[Extracted data entries]
+ + + + +
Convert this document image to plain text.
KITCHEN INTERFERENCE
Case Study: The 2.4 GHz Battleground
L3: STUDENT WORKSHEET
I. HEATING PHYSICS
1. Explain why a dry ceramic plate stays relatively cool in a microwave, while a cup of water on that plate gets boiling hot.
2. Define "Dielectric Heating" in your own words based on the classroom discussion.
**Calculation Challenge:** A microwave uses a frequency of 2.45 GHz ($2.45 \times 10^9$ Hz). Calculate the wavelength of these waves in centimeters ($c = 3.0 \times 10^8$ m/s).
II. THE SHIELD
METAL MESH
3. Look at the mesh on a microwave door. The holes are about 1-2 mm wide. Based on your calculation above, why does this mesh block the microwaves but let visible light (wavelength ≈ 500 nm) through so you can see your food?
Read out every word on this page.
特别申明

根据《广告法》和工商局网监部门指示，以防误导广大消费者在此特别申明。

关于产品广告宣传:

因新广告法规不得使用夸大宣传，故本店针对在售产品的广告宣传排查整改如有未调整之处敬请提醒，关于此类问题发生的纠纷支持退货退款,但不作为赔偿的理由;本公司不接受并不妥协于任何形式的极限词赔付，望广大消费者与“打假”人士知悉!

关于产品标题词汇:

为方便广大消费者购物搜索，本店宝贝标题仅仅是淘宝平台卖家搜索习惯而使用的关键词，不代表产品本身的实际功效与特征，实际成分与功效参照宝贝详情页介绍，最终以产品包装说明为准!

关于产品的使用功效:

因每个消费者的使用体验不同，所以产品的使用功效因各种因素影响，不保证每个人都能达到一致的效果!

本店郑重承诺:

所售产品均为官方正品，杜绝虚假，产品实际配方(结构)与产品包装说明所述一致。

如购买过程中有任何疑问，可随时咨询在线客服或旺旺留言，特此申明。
+ + + + +
**Task prompt**
The word "this" appears in how many lines of the data? Answer with only the number.

**Expected answer**
3